» **Task prompt**:
Write out each line from the data below that includes the word "Methods".
::: Input for this task
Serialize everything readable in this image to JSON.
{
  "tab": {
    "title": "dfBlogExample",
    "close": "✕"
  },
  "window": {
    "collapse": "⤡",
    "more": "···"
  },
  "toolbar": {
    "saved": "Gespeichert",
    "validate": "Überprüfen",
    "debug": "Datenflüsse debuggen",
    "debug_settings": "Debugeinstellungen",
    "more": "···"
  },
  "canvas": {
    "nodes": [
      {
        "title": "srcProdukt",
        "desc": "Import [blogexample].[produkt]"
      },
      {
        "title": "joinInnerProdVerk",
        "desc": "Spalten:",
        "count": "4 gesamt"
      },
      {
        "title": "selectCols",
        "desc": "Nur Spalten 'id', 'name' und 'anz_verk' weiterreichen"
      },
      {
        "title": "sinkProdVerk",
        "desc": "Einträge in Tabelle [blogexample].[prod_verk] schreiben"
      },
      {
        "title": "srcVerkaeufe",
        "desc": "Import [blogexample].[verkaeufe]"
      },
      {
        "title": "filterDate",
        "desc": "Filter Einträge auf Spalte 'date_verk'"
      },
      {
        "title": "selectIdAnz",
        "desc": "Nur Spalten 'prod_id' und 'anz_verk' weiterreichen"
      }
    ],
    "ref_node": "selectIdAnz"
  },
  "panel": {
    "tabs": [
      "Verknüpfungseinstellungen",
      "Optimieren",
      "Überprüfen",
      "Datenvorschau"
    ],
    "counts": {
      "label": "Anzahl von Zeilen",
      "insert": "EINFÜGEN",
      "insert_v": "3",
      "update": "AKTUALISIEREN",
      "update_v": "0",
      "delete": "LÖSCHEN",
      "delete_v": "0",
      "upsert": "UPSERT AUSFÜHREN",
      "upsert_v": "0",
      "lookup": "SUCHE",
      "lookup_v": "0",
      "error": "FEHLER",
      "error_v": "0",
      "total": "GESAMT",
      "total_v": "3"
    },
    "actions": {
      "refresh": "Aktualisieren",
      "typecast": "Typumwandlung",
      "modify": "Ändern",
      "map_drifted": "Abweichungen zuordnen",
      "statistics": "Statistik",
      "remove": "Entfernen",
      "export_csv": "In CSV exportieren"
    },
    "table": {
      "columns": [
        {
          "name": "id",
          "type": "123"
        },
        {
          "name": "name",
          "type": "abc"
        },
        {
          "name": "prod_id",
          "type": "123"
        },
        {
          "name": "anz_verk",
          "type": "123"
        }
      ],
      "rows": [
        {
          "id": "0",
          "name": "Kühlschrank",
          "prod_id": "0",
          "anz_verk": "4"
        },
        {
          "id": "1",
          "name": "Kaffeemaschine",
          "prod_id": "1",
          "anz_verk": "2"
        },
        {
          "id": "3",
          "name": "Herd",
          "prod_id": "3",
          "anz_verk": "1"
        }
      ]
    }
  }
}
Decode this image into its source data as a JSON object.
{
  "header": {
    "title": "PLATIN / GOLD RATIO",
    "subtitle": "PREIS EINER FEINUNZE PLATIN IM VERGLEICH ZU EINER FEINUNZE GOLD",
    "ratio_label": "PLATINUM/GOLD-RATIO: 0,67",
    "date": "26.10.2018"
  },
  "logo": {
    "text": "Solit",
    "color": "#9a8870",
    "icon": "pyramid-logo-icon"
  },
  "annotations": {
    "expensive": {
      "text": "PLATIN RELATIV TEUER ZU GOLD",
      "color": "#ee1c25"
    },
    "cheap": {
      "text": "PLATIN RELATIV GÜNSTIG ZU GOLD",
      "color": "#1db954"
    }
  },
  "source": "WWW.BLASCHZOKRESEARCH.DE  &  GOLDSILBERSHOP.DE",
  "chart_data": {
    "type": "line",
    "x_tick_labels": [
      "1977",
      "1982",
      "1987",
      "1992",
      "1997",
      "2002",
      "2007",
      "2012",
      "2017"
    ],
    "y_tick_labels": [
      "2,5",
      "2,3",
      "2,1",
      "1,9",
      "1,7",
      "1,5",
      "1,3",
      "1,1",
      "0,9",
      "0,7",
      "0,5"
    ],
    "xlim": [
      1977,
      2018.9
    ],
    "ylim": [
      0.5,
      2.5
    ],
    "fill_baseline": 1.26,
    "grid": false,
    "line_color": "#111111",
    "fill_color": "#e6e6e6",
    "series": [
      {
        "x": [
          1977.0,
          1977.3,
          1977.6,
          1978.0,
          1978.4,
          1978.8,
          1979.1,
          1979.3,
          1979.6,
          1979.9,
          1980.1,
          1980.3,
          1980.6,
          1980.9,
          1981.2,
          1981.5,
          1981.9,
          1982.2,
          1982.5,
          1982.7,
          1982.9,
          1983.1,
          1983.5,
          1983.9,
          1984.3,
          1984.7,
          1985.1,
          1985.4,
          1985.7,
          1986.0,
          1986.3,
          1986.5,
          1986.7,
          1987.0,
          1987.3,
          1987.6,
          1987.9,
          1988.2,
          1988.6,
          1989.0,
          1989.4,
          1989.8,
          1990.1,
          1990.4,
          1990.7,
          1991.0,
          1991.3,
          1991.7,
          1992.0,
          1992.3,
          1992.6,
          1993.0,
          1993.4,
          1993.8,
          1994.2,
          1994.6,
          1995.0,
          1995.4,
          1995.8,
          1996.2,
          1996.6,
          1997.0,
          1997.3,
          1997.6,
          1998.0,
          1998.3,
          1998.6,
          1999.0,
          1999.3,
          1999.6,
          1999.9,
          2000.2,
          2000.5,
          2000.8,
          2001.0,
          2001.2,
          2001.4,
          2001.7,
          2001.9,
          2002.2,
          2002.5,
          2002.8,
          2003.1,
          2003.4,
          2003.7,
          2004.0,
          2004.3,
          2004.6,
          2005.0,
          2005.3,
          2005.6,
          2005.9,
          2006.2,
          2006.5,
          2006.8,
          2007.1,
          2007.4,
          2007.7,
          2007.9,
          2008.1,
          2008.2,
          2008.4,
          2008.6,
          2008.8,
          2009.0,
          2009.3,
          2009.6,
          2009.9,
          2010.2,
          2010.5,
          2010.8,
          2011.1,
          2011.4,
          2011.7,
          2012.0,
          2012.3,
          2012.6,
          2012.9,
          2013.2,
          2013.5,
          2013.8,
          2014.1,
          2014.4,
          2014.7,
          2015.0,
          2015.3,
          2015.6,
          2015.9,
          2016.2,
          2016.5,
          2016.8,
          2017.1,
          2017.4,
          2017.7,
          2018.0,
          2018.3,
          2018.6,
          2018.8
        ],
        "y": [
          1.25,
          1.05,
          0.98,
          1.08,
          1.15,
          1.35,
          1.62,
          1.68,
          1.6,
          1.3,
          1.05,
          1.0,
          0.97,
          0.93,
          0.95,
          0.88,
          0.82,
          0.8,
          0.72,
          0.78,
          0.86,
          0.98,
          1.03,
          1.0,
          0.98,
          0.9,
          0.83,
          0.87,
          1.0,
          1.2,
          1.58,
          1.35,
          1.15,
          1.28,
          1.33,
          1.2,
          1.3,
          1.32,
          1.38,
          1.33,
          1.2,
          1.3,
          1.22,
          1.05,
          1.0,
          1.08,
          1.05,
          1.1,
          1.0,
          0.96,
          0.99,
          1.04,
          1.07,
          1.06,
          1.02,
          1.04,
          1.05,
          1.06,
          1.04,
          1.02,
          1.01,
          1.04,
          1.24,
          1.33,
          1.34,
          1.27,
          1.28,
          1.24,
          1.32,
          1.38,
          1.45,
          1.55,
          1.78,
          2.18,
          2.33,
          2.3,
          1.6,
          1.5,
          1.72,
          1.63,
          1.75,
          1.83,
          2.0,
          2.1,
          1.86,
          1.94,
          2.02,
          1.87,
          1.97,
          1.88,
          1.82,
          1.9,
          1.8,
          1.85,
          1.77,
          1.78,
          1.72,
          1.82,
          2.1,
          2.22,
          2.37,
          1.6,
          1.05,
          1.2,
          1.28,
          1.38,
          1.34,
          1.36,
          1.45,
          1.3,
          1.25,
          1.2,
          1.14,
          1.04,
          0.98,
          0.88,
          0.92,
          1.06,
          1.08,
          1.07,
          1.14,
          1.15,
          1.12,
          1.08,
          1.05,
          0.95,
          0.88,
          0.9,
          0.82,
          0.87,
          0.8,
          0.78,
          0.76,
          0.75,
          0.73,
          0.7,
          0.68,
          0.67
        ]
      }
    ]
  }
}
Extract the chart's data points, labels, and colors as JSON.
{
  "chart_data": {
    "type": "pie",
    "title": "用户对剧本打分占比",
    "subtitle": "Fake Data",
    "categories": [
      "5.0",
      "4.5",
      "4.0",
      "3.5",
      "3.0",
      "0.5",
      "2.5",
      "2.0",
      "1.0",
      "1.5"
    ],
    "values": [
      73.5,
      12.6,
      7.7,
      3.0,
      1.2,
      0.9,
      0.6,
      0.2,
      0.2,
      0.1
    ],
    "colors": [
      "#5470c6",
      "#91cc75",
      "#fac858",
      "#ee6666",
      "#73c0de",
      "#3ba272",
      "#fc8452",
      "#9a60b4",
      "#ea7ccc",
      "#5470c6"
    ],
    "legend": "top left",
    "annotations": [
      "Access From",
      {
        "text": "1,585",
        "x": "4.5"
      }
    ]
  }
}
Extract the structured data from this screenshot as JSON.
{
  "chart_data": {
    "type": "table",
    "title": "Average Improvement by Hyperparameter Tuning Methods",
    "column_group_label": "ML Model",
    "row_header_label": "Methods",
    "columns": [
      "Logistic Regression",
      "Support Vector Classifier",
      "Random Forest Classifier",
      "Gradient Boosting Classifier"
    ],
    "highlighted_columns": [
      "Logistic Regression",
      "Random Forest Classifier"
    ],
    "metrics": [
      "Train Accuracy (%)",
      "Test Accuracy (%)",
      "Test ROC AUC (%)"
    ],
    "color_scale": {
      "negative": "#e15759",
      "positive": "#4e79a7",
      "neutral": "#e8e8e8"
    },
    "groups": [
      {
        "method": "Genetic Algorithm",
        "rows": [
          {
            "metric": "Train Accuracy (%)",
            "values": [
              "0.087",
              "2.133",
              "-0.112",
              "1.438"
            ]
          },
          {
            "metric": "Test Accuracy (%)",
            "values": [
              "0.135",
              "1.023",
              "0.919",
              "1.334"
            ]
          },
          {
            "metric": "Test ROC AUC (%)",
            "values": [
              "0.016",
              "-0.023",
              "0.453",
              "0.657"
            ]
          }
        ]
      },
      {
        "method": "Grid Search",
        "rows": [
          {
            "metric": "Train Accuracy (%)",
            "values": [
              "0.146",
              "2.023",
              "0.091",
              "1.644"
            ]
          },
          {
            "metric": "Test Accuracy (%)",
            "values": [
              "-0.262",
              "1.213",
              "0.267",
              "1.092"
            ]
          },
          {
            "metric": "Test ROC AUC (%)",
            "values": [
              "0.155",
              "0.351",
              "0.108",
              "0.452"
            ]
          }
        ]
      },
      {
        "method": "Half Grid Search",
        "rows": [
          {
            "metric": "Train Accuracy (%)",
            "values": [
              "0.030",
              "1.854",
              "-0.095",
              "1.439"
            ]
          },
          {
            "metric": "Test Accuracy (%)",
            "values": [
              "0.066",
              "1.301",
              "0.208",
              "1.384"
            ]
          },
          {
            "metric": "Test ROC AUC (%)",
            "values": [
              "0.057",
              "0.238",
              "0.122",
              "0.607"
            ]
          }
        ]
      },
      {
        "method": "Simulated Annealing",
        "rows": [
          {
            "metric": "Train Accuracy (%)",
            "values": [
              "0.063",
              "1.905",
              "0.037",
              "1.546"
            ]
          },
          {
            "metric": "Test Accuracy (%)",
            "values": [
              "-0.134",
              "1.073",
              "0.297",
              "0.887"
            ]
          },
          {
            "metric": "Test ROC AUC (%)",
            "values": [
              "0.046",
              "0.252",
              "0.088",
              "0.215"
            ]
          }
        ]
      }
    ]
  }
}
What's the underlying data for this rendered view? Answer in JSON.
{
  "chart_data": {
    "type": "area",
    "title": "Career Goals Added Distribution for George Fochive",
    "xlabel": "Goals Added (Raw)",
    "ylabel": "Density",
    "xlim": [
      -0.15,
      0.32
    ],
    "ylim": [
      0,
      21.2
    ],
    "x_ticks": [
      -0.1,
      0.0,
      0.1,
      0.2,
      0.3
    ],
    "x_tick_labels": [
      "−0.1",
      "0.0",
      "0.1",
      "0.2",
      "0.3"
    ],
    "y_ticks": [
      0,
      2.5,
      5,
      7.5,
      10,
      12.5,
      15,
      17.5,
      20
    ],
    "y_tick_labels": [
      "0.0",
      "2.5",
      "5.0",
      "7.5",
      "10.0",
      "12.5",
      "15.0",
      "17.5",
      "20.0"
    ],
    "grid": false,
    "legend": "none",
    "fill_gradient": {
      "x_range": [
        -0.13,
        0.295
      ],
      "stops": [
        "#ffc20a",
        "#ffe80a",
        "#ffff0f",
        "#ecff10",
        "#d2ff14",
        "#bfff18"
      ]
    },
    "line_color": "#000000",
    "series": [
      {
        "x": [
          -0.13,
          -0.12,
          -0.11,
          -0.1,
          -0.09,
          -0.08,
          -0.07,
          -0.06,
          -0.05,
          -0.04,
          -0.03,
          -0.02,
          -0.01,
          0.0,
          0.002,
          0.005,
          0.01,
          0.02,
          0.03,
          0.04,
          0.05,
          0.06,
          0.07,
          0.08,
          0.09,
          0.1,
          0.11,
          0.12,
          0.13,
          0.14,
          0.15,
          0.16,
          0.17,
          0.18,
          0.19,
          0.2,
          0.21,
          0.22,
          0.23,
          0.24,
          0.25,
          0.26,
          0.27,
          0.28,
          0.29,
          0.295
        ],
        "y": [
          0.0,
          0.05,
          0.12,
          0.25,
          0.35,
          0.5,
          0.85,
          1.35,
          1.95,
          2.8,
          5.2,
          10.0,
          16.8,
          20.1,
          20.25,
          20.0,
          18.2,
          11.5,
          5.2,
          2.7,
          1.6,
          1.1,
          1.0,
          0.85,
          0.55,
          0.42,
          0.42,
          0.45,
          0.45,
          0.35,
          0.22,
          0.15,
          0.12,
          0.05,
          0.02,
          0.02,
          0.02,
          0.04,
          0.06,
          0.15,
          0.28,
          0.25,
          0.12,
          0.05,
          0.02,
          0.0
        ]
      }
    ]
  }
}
::::::
» **Task solution**:
    "title": "Average Improvement by Hyperparameter Tuning Methods",
    "row_header_label": "Methods",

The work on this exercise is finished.